--- Written instruction ---
Could you copy every line from the material below in which "trough" appears?

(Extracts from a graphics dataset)
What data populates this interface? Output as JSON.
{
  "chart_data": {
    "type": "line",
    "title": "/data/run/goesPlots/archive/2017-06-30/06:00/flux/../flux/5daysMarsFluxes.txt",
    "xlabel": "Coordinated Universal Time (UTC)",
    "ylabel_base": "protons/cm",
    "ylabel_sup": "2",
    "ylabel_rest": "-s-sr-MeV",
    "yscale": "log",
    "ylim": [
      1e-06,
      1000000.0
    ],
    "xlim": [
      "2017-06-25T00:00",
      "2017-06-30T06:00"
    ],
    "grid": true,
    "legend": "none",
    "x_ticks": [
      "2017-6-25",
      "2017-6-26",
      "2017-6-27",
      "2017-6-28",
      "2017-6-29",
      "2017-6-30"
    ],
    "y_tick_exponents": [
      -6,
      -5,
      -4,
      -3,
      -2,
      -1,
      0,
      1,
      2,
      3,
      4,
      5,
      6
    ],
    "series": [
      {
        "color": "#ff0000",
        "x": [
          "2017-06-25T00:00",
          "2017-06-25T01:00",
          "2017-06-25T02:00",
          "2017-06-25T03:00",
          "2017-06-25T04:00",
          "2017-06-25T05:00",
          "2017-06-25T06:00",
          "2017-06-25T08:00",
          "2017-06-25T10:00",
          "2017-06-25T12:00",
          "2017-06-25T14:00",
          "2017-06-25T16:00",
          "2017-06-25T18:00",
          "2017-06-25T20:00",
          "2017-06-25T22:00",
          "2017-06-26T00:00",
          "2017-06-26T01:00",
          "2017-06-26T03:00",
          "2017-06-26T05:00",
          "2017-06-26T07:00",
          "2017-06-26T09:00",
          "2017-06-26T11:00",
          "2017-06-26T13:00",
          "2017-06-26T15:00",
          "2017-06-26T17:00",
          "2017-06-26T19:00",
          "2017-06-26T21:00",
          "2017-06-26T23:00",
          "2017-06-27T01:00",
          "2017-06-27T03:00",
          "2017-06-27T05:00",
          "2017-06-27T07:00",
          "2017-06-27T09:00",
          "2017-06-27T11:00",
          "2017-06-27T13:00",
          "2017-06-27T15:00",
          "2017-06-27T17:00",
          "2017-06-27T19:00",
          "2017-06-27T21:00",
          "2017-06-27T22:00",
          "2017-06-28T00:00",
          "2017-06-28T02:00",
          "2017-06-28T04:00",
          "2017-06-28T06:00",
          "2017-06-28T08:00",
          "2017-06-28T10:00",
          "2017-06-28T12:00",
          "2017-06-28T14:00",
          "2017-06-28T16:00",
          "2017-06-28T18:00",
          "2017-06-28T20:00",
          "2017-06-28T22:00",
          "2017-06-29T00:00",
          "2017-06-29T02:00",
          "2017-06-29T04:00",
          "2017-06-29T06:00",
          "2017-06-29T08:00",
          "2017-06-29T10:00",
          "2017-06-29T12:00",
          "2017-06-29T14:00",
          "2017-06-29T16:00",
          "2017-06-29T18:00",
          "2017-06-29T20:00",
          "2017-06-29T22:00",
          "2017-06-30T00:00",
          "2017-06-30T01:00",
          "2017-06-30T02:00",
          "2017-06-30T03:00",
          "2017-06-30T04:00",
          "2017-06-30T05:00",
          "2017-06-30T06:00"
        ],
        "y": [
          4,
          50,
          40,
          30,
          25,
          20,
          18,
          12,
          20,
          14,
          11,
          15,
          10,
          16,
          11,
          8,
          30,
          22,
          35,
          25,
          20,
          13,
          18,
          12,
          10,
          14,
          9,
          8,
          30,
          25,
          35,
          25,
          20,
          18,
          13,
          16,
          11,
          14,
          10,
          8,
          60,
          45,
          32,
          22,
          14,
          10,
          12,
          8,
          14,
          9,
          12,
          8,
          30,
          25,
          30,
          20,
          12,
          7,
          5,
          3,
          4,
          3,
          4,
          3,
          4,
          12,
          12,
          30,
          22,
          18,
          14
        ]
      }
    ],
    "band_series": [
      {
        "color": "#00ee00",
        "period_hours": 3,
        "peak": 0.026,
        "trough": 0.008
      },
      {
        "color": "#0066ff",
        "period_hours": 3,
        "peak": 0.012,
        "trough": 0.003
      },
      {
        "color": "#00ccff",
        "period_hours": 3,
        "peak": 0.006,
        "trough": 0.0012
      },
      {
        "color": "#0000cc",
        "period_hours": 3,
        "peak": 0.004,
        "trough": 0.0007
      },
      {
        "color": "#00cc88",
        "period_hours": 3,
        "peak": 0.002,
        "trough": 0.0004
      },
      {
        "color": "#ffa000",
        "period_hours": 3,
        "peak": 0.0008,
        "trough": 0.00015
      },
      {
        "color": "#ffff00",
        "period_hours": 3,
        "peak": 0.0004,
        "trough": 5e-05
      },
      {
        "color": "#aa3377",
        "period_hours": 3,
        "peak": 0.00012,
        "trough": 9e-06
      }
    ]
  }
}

--- Correct response ---
        "trough": 0.008
        "trough": 0.003
        "trough": 0.0012
        "trough": 0.0007
        "trough": 0.0004
        "trough": 0.00015
        "trough": 5e-05
        "trough": 9e-06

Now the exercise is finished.